把列表从开头一直到包含“variables-item-globals[interactable]: Globals [62,132,263,158]”的那一行（含这一行）放入一个 Markdown 表格，两列名为“序号”和“内容”，分别填写行号和该行原文，空行不列入。

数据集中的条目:
-.-.-

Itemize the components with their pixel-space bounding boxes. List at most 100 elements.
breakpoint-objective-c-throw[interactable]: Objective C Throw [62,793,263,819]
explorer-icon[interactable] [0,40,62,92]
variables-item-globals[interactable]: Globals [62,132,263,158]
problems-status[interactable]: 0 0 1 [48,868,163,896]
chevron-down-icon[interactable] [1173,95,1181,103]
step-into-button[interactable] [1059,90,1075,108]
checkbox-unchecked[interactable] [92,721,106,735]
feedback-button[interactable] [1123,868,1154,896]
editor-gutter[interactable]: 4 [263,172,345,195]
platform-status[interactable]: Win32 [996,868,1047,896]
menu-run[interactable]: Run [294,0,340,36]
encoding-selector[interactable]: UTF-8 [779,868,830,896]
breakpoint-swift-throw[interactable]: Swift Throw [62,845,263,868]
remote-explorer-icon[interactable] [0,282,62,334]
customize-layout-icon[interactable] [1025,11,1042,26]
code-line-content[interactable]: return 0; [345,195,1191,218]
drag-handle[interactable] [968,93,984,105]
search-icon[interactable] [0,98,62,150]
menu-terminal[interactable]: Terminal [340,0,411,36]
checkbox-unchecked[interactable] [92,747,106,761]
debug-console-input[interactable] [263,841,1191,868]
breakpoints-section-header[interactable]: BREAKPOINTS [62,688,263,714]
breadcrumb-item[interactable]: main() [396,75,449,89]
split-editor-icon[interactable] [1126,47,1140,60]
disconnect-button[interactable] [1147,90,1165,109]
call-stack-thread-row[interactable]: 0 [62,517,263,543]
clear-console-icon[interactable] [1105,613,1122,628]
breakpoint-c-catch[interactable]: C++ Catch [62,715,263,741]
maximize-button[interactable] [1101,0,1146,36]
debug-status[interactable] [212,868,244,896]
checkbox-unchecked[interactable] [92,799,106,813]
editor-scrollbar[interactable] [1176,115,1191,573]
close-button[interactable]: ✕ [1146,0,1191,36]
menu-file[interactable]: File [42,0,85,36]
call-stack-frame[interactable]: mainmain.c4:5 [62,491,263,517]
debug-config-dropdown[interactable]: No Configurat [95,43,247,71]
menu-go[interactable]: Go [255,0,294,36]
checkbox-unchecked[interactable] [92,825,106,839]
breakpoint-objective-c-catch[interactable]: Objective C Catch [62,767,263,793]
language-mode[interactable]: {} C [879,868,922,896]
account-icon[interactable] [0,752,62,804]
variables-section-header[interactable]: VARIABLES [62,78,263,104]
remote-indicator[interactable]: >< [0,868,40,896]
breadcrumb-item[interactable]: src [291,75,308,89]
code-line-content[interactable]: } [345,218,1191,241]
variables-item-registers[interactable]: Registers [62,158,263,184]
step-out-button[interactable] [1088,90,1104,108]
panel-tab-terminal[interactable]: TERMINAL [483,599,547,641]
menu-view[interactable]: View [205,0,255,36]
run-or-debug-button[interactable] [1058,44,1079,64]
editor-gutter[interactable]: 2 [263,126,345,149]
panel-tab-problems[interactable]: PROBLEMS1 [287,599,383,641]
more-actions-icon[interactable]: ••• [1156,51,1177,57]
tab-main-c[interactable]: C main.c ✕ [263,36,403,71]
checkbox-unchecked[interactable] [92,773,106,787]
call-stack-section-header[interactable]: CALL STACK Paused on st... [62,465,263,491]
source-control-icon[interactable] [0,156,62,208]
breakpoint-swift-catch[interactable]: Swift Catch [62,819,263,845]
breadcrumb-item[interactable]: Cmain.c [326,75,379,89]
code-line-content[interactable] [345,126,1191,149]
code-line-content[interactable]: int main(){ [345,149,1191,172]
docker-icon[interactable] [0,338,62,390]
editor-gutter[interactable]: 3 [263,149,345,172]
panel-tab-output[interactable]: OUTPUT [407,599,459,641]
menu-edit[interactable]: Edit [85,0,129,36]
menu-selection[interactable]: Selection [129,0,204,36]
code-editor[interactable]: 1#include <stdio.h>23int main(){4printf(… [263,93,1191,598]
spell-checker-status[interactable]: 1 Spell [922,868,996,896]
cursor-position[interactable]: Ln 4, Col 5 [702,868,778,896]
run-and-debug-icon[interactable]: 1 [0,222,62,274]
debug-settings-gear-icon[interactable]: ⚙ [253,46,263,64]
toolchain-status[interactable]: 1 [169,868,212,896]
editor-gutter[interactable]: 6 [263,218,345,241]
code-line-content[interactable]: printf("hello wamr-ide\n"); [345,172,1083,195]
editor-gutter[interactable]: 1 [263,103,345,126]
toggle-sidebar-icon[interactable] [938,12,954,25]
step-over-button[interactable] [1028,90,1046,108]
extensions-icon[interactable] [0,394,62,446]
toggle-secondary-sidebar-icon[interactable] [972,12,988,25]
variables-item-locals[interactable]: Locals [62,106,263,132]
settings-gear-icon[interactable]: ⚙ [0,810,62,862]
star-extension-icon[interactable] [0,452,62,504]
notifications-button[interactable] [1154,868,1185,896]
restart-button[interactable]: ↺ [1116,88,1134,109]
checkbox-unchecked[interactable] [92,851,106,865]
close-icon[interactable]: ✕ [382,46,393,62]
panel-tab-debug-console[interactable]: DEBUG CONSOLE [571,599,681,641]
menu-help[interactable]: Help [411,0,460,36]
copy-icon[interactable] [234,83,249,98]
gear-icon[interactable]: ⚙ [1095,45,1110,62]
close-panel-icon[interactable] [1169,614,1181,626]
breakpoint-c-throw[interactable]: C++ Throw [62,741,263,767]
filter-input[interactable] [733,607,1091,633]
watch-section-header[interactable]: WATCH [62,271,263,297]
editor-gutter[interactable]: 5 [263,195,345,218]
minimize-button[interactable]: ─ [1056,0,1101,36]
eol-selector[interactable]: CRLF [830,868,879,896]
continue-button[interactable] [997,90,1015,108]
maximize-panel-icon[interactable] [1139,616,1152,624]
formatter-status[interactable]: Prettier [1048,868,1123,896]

-.-.-

完整输出:
| 序号 | 内容 |
|---|---|
| 1 | Itemize the components with their pixel-space bounding boxes. List at most 100 elements. |
| 2 | breakpoint-objective-c-throw[interactable]: Objective C Throw [62,793,263,819] |
| 3 | explorer-icon[interactable] [0,40,62,92] |
| 4 | variables-item-globals[interactable]: Globals [62,132,263,158] |